(Page extract begins)

Rosemary Laing’s two large photographs are again devoted to fire, this time the Black Christmas bushfires that burnt around Sydney and covered the city in a pall of smoke in December 2001 and into the beginning of 2002 — as the Millennium drought reached its peak before breaking with the La Niña event of 2010-11.
One of Laing’s pictures shows John and Kathy’s auto-services (2002-04), an establishment reduced to the tangle of twisted corrugated-iron roofing that was perhaps first represented in art in Russel Drysdale’s paintings of abandoned or burnt-out rural homes. The metal sheeting is all in deceptively soft hues of blue and pink, contrasting with the roofless shells of building behind. The other picture is an interior, Chris’s shed (2002-04), and reminds me of an interior I witnessed in the Shoalhaven earlier this year: all the contents of the building reduced to charred and blackened rubble, with just a few objects still recognisable and seemingly intact, like a china mug.
In contrast to these images of particular disasters, a large multi-projector installation by Susan Norrie, Undertow (2002) muses on environmental destruction in general. One screen shows boiling tar, evoking industrial processes while recalling pictures of the torments of hell. Another shows rescuers trying to save a seabird caught in an oil-spill.
Particularly effective is footage of the terrible dust-storm that struck Melbourne on February 8, 1983, itself a consequence of the 1982-83 drought, and a forerunner of the Ash Wednesday bushfires that followed a week later on February 16. The line of trucks driving slowly through the dust with their headlights on in the middle of the afternoon is claustrophobic and menacing.
The most striking works in the exhibition, however, are four photographs taken by Sidney Nolan. Like Russell Drysdale, who had been sent by The Sydney Morning Herald in 1944 to document the World War II drought in western NSW, Nolan was sent by the Brisbane Courier-Mail in 1952 to report on yet another terrible drought in the outback. The photographs he took were too shocking to be published, ending up in a cigarette tin for 40 years until after the artist’s death.
These are indeed confronting images, including a calf whose body has mysteriously but horribly ended suspended in the branches of a dead tree, and three horses. One of these is just skull and neck, its muzzle on the dry ground, its teeth bared, half the skull exposed and yet its ears still pricked up as though alive.
The other two are particularly memorable. In one, a reclining horse turns its head towards us, while another seems to be still running: both look as though death has frozen them in mid-action and then the heat has desiccated their carcasses into these hollow forms of bone and leather.
It is not surprising to learn that Nolan himself thought of the obvious comparison — the pathetic body-casts from Pompeii that preserve the forms of men and women trying to shelter themselves or those they love from the all-consuming and instantly fatal heat of the volcanic blast.
The particular pathos and mystery of these figures is how what must have been a slow and agonising end in heat and thirst can have produced the same kind of effect of suspended action and paradoxical vitality as an almost instantaneous death. At any rate, it is a reminder that the results of slow catastrophes and sudden ones can be unexpectedly equivalent.
Wonder and Dread: Art in the Land of Weather Extremes, Shoalhaven Regional Gallery , until January 30.

(Page extract ends)
(Data to examine begins)

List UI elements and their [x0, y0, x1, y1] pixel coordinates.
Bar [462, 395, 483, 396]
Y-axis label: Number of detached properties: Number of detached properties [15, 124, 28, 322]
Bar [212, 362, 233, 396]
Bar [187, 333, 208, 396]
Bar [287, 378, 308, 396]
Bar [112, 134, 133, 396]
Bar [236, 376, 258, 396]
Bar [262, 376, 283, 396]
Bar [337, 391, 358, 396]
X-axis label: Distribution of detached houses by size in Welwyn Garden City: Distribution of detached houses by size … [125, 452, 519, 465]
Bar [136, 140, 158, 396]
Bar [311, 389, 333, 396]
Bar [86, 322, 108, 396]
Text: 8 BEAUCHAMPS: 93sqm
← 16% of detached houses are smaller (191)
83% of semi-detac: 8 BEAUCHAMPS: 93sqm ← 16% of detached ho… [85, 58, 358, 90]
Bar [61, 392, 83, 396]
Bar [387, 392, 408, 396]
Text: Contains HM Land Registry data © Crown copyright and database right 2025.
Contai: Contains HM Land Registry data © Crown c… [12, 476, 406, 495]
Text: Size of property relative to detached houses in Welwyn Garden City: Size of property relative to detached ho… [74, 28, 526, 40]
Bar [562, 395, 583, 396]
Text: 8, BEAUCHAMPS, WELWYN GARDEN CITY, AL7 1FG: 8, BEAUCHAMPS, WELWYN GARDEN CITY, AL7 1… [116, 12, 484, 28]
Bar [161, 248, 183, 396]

(Data to examine ends)

• [Tasks to complete]
(1) In the exhibition review, which newspaper sent Sidney Nolan to report on the drought in 1952?
(2) From the exhibition review, set down the part that opens with the words containing "These are indeed" and closes with "bone and leather.".

• [Solutions to the tasks]
(1) The Brisbane Courier-Mail.

(2)
These are indeed confronting images, including a calf whose body has mysteriously but horribly ended suspended in the branches of a dead tree, and three horses. One of these is just skull and neck, its muzzle on the dry ground, its teeth bared, half the skull exposed and yet its ears still pricked up as though alive.
The other two are particularly memorable. In one, a reclining horse turns its head towards us, while another seems to be still running: both look as though death has frozen them in mid-action and then the heat has desiccated their carcasses into these hollow forms of bone and leather.